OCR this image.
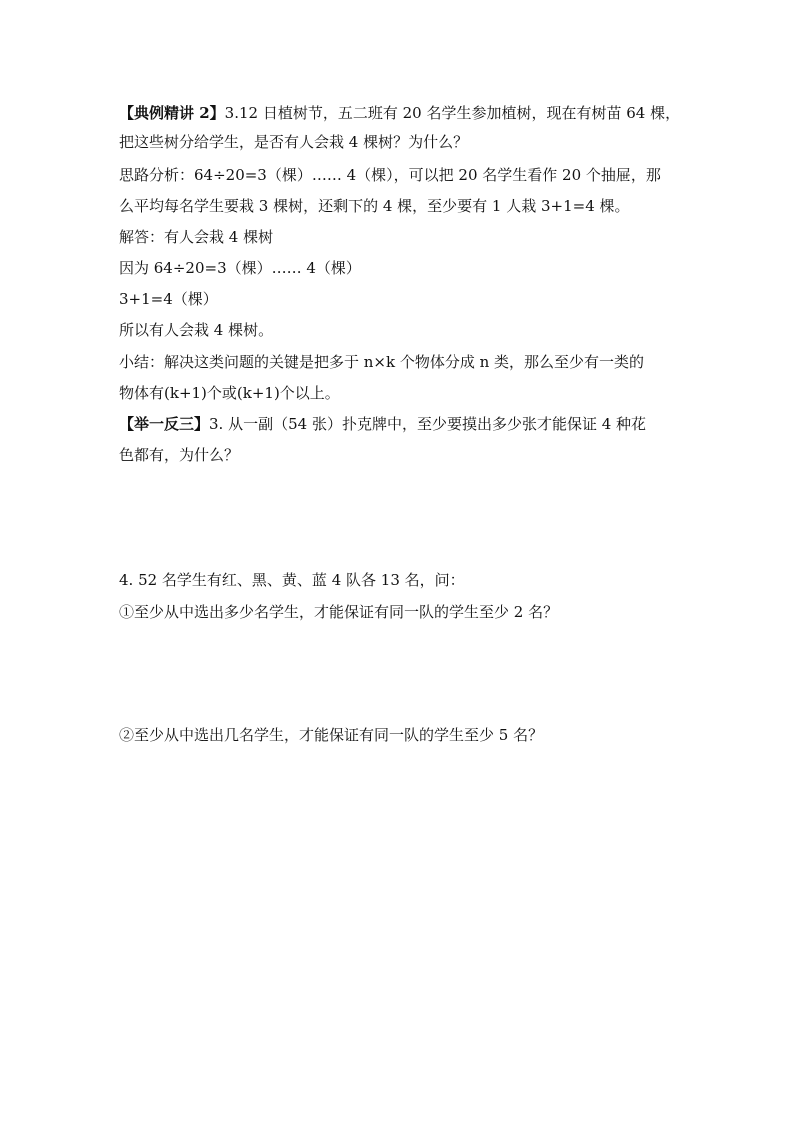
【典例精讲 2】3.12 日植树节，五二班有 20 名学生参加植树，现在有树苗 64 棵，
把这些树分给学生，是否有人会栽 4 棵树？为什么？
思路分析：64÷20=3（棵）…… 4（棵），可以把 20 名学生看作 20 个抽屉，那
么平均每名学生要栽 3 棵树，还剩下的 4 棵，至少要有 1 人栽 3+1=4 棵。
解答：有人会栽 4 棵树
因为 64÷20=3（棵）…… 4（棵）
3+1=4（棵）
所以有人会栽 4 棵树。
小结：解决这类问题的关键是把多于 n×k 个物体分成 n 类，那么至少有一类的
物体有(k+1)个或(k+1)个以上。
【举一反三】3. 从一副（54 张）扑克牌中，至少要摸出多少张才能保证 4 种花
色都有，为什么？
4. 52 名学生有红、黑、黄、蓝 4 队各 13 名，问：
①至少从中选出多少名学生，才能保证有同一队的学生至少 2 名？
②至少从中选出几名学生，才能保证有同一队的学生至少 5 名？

◇ ◇ ◇

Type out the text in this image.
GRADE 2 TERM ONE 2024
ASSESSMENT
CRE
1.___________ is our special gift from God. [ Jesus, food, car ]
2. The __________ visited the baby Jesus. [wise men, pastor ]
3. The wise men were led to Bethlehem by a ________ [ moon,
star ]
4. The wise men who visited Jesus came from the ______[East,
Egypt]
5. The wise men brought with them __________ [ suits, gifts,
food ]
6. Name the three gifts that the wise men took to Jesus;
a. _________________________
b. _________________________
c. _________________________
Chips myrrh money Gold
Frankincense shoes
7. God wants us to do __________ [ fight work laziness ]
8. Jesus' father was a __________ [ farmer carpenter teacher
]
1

◇ ◇ ◇

Exercise:
Pick out all the lines with the word "from" in them and copy them.

Solved exercise:
1.___________ is our special gift from God. [ Jesus, food, car ]
4. The wise men who visited Jesus came from the ______[East,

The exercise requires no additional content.